Saved entries
%%
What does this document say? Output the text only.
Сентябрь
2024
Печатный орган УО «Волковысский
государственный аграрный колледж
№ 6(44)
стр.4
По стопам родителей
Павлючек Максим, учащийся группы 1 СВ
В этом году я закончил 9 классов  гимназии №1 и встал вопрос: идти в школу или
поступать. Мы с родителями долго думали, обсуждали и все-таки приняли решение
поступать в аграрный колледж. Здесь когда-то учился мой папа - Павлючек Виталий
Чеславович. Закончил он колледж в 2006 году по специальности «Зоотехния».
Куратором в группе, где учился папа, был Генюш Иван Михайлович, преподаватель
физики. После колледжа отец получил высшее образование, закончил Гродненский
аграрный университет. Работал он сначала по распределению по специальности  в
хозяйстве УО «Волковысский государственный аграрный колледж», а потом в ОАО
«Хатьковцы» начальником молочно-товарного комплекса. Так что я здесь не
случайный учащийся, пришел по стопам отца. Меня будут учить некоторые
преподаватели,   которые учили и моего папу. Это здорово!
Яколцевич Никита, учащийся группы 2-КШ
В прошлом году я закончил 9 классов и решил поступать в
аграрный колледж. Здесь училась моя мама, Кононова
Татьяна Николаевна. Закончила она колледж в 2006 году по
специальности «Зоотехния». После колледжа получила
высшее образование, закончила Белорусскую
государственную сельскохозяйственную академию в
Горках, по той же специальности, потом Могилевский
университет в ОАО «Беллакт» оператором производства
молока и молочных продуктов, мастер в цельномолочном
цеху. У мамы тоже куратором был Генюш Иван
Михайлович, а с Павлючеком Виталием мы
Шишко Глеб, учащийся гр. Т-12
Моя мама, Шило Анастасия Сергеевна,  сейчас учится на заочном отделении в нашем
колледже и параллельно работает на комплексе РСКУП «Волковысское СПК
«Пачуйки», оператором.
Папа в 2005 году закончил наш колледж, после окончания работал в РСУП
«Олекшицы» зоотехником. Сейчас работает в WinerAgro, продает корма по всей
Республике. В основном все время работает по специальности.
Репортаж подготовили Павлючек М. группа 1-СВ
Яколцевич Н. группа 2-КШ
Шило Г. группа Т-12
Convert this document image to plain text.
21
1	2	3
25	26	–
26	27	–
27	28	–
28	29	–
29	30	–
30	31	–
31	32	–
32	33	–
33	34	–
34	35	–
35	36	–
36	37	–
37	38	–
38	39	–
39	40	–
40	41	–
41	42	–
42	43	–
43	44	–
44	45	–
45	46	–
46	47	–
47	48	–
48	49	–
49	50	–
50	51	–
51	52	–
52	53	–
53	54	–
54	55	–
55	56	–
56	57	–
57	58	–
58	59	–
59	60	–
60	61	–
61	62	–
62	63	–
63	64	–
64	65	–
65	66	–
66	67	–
%%
■ **What this task involves**: Select all lines with the word "специальности" from the entries above.

■ **The output**:
Чеславович. Закончил он колледж в 2006 году по специальности «Зоотехния».
аграрный университет. Работал он сначала по распределению по специальности  в
специальности «Зоотехния». После колледжа получила
Горках, по той же специальности, потом Могилевский
Республике. В основном все время работает по специальности.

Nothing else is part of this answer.